[Dataset listings of figures]
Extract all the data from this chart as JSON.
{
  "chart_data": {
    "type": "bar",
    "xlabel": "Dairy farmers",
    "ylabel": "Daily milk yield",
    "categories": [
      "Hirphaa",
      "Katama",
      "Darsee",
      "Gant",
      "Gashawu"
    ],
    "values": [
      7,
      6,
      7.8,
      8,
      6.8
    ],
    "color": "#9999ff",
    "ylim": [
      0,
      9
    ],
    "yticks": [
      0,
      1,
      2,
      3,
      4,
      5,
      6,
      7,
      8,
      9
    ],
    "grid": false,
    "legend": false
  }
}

---

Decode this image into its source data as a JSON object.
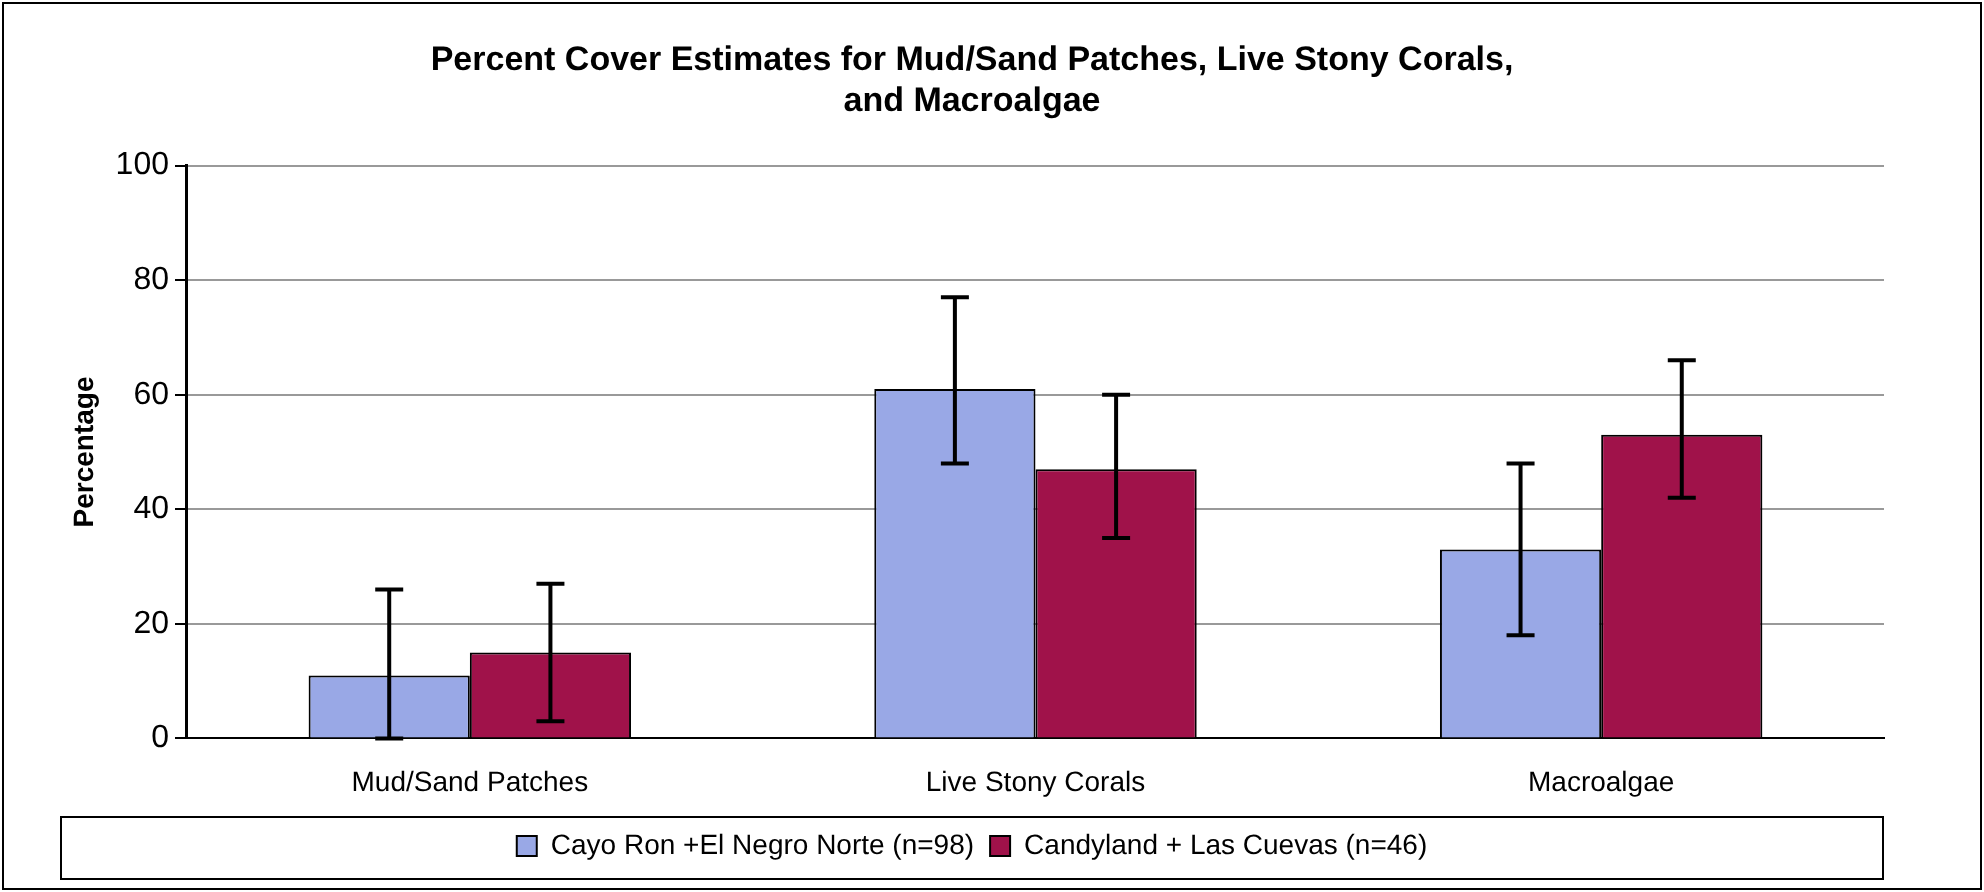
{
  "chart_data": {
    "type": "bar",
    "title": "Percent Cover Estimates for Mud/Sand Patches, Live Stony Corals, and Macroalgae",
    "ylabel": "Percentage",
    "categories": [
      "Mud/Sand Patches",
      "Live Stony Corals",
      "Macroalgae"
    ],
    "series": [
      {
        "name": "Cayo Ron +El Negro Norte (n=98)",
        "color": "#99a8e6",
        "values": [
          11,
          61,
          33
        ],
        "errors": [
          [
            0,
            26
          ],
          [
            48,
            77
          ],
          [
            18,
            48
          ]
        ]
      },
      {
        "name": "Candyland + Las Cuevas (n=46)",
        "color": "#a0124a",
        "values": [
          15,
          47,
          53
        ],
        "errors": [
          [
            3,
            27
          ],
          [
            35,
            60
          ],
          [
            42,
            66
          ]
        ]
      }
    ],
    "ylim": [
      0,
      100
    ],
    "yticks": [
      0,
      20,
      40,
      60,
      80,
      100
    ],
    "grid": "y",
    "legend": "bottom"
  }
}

■ Problem requirements
List every line above containing the word "this".

■ Response
Extract all the data from this chart as JSON.
Decode this image into its source data as a JSON object.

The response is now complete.